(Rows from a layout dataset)
= = =

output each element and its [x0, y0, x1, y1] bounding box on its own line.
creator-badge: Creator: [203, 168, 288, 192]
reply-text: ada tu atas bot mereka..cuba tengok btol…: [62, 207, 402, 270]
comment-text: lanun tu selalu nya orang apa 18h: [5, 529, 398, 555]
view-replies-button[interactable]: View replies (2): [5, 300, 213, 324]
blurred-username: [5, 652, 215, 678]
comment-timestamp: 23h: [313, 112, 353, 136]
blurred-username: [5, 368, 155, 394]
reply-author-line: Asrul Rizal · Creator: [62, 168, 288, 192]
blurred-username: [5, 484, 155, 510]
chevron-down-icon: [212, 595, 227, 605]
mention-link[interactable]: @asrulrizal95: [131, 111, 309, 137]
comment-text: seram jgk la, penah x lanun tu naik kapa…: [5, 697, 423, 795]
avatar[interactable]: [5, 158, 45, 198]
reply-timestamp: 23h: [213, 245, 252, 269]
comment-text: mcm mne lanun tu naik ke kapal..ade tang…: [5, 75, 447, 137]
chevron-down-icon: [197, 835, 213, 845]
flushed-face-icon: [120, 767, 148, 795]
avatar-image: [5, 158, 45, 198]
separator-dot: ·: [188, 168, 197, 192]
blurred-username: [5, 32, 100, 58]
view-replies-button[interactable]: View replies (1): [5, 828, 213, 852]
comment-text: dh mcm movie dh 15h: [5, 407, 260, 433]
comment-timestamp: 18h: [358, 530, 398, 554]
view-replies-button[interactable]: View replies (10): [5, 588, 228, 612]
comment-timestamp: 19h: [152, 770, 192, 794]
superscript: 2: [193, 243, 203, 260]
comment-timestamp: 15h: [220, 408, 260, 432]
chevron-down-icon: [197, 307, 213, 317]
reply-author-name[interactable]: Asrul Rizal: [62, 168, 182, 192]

= = =

Description of the task: Reproduce every line of the records above word for word.

Solution for this task:
output each element and its [x0, y0, x1, y1] bounding box on its own line.
creator-badge: Creator: [203, 168, 288, 192]
reply-text: ada tu atas bot mereka..cuba tengok btol…: [62, 207, 402, 270]
comment-text: lanun tu selalu nya orang apa 18h: [5, 529, 398, 555]
view-replies-button[interactable]: View replies (2): [5, 300, 213, 324]
blurred-username: [5, 652, 215, 678]
comment-timestamp: 23h: [313, 112, 353, 136]
blurred-username: [5, 368, 155, 394]
reply-author-line: Asrul Rizal · Creator: [62, 168, 288, 192]
blurred-username: [5, 484, 155, 510]
chevron-down-icon: [212, 595, 227, 605]
mention-link[interactable]: @asrulrizal95: [131, 111, 309, 137]
comment-text: seram jgk la, penah x lanun tu naik kapa…: [5, 697, 423, 795]
avatar[interactable]: [5, 158, 45, 198]
reply-timestamp: 23h: [213, 245, 252, 269]
comment-text: mcm mne lanun tu naik ke kapal..ade tang…: [5, 75, 447, 137]
chevron-down-icon: [197, 835, 213, 845]
flushed-face-icon: [120, 767, 148, 795]
avatar-image: [5, 158, 45, 198]
separator-dot: ·: [188, 168, 197, 192]
blurred-username: [5, 32, 100, 58]
view-replies-button[interactable]: View replies (1): [5, 828, 213, 852]
comment-text: dh mcm movie dh 15h: [5, 407, 260, 433]
comment-timestamp: 18h: [358, 530, 398, 554]
view-replies-button[interactable]: View replies (10): [5, 588, 228, 612]
comment-timestamp: 19h: [152, 770, 192, 794]
superscript: 2: [193, 243, 203, 260]
comment-timestamp: 15h: [220, 408, 260, 432]
chevron-down-icon: [197, 307, 213, 317]
reply-author-name[interactable]: Asrul Rizal: [62, 168, 182, 192]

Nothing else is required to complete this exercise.